Items from a dataset
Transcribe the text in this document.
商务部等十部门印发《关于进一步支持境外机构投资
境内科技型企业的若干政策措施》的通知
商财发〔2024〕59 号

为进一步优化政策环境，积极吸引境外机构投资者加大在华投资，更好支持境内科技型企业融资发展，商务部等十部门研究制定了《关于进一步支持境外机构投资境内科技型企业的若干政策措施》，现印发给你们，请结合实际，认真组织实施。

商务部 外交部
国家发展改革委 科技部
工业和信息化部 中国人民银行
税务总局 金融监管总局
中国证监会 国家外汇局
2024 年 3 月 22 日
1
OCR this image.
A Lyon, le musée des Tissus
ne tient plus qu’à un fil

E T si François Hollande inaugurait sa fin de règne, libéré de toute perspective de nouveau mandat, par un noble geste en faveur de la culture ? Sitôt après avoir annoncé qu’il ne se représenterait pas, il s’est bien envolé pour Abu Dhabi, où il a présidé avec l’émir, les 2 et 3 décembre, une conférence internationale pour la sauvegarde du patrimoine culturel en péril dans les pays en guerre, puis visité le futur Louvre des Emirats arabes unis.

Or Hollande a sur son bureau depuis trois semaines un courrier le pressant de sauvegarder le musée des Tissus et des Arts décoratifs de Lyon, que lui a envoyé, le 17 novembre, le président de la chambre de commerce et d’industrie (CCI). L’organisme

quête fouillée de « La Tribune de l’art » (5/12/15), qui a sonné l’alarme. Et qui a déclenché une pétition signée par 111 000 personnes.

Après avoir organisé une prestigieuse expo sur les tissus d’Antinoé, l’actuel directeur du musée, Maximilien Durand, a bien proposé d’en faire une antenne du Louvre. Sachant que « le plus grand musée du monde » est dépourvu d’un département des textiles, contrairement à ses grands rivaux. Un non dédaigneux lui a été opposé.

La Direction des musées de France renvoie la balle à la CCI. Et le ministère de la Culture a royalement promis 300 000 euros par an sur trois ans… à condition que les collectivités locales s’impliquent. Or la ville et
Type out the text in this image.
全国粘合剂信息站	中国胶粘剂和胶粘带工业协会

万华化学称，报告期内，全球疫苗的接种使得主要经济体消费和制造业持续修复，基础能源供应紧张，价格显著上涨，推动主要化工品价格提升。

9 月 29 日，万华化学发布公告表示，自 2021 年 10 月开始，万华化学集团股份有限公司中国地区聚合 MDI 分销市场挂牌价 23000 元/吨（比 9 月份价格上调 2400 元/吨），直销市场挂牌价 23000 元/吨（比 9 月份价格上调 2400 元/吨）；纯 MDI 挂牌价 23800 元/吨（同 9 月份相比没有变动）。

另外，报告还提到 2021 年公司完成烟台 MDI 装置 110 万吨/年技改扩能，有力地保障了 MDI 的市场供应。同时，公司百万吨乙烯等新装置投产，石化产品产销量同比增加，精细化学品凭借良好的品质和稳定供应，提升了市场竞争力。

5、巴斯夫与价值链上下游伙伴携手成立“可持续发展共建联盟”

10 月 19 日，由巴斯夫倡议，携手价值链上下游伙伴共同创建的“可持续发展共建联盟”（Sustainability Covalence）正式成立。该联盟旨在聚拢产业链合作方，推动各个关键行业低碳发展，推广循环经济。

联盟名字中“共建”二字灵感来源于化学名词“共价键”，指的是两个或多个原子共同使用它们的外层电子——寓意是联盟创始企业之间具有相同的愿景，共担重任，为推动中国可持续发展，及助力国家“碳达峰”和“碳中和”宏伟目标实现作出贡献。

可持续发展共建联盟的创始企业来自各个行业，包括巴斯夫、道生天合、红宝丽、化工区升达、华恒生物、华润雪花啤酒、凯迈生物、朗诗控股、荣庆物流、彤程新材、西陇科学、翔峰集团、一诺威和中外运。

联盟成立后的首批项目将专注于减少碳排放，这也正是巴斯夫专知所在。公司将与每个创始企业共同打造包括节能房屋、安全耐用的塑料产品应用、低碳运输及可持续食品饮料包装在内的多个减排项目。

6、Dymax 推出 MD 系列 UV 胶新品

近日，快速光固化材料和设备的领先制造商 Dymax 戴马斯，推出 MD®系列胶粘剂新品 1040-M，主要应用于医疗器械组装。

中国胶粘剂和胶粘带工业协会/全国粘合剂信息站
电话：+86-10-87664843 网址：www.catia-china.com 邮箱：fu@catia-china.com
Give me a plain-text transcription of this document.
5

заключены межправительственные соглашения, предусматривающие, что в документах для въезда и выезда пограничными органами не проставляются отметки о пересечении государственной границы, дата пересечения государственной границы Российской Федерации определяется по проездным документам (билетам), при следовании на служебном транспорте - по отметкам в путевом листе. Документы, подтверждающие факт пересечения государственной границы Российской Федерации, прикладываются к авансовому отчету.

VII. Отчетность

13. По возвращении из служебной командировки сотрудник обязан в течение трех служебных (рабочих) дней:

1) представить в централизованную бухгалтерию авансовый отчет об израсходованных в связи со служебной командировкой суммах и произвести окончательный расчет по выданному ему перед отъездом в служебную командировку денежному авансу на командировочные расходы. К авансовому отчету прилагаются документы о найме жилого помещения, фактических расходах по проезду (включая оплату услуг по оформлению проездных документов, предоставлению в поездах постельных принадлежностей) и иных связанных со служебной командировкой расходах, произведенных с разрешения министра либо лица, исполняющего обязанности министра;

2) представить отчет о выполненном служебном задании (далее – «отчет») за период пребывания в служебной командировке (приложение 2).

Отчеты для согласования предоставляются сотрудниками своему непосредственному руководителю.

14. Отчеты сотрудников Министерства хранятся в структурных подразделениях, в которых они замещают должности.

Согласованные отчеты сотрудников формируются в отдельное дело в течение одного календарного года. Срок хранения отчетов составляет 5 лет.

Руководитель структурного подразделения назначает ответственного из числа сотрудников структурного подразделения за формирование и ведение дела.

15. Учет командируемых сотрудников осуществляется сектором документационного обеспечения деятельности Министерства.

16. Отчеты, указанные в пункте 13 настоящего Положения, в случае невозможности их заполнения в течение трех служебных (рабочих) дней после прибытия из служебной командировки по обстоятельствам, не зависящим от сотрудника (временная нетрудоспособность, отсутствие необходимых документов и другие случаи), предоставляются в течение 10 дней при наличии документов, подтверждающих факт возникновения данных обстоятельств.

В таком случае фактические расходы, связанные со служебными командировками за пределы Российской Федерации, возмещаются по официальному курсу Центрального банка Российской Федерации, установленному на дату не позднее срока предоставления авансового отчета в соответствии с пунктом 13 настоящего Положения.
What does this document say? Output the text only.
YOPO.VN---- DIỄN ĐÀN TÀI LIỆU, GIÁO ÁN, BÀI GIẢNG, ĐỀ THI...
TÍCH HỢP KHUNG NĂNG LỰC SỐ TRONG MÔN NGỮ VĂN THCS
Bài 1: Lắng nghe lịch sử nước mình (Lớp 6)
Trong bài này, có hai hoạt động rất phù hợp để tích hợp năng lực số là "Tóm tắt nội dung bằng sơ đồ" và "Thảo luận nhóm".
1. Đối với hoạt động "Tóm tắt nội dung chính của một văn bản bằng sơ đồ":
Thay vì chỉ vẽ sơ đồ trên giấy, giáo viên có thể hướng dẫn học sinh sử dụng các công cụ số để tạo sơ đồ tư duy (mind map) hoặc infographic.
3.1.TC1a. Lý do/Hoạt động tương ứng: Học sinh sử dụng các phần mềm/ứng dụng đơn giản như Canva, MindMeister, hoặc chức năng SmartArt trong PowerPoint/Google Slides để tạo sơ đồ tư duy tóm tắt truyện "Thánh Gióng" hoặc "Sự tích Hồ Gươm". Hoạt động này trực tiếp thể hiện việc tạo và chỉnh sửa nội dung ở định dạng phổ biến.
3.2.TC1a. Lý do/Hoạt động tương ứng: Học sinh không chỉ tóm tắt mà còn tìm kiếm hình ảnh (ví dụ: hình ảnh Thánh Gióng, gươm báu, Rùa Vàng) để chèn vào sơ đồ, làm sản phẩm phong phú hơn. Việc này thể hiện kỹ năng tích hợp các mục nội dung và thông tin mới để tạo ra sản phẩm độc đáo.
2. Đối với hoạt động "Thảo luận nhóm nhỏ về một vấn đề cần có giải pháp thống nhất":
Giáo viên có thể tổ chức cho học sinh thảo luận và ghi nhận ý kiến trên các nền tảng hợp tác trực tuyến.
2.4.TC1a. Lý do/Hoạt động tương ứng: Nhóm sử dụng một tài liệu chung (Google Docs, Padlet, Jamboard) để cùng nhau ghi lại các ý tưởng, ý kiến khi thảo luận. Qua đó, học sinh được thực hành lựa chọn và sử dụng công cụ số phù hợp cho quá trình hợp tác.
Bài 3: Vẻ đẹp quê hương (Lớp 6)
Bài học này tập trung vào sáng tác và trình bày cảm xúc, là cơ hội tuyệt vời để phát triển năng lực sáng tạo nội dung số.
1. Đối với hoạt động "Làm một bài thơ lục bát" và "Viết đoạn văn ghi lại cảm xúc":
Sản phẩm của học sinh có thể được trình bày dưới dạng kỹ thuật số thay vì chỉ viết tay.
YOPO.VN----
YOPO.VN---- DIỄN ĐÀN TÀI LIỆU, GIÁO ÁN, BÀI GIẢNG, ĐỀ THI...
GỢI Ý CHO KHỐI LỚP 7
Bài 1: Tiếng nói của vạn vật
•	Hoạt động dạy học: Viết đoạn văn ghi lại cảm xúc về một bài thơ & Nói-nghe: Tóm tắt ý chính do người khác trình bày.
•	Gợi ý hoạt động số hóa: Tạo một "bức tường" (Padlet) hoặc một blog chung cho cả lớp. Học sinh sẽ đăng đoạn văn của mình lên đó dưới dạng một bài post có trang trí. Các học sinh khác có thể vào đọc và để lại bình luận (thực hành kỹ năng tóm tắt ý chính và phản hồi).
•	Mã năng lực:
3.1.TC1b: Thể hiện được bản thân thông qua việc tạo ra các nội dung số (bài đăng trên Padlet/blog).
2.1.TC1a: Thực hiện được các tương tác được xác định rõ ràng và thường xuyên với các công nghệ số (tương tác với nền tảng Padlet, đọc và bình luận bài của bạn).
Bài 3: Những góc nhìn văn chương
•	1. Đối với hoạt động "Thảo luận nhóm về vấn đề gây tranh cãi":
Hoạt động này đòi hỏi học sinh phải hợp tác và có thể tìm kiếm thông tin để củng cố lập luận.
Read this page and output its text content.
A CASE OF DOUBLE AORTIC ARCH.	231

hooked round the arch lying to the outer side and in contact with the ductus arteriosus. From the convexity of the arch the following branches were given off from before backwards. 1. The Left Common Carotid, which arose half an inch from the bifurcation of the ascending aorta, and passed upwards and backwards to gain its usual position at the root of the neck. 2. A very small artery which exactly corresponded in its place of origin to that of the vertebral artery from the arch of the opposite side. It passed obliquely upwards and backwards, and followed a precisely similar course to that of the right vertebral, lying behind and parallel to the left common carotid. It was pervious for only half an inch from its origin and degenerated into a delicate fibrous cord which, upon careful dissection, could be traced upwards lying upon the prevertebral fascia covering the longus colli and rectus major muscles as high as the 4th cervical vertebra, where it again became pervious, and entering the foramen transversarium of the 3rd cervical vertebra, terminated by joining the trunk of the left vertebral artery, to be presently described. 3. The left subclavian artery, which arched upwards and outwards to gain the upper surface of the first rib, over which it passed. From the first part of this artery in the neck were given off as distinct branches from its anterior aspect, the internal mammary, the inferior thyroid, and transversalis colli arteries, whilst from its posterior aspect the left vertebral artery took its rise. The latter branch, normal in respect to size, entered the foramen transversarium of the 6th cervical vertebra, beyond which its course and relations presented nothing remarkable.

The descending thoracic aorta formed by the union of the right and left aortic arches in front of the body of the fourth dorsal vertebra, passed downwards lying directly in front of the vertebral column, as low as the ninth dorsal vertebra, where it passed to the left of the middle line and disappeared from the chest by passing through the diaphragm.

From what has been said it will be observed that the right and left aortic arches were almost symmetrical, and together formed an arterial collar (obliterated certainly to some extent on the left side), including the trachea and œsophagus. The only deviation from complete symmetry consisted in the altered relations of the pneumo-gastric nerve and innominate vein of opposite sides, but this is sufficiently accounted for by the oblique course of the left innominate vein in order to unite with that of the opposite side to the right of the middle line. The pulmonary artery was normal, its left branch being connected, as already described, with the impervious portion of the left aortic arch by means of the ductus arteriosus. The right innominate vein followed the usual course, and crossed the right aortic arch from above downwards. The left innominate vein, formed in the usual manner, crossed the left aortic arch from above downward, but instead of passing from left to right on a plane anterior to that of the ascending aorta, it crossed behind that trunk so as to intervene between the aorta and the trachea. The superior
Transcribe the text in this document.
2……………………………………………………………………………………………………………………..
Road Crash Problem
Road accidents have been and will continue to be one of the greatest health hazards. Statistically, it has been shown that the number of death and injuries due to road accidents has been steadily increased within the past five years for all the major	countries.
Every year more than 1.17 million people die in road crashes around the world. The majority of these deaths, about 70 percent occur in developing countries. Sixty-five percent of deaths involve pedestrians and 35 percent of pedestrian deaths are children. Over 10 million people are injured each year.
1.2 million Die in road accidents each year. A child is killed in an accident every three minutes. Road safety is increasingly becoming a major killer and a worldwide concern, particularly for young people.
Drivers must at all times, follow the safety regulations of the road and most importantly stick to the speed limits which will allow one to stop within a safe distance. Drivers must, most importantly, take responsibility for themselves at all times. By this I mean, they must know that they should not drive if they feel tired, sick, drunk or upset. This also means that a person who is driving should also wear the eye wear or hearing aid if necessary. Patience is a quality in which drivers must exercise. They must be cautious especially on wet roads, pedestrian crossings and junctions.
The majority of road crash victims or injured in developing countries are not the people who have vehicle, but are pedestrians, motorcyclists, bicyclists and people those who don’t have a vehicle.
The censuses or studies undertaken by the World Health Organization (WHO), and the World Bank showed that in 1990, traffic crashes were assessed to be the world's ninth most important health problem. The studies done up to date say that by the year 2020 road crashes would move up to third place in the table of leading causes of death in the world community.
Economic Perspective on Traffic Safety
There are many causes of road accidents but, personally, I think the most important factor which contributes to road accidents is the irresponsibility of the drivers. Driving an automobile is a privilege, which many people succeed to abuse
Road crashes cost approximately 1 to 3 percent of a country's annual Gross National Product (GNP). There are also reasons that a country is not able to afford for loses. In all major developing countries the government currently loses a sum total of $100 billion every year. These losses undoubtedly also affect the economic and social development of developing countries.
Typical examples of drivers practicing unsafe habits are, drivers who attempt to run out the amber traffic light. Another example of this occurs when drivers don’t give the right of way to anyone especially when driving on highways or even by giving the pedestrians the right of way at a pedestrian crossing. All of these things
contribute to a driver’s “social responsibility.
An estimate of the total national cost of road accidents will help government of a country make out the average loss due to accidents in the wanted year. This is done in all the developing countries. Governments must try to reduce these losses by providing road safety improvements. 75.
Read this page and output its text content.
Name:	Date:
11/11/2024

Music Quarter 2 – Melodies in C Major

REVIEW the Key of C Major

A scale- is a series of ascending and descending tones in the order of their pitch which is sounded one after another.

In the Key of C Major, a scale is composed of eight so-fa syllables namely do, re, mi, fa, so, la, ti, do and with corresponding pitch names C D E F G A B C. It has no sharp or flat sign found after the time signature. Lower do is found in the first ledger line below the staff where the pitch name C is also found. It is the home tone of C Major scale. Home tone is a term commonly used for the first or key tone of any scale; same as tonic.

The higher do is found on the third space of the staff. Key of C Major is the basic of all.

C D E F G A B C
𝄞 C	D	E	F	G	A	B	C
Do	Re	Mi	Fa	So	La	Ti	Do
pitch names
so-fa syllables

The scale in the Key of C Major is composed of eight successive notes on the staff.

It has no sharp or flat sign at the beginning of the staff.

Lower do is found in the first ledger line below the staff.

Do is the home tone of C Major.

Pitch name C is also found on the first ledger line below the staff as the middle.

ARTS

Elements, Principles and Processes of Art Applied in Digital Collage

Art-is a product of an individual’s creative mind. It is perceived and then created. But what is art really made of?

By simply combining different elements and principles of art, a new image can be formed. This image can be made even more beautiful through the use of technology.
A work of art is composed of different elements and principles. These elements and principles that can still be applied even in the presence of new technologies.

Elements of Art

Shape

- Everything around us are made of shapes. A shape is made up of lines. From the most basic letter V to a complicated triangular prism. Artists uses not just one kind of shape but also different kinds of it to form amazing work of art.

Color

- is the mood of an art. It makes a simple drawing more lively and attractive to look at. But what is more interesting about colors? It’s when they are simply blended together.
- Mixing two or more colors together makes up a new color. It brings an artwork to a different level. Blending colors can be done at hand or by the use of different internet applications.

- [Directive] Copy each line from the records above that includes the string "kiến".

- [Answer to the task]
Giáo viên có thể tổ chức cho học sinh thảo luận và ghi nhận ý kiến trên các nền tảng hợp tác trực tuyến.
2.4.TC1a. Lý do/Hoạt động tương ứng: Nhóm sử dụng một tài liệu chung (Google Docs, Padlet, Jamboard) để cùng nhau ghi lại các ý tưởng, ý kiến khi thảo luận. Qua đó, học sinh được thực hành lựa chọn và sử dụng công cụ số phù hợp cho quá trình hợp tác.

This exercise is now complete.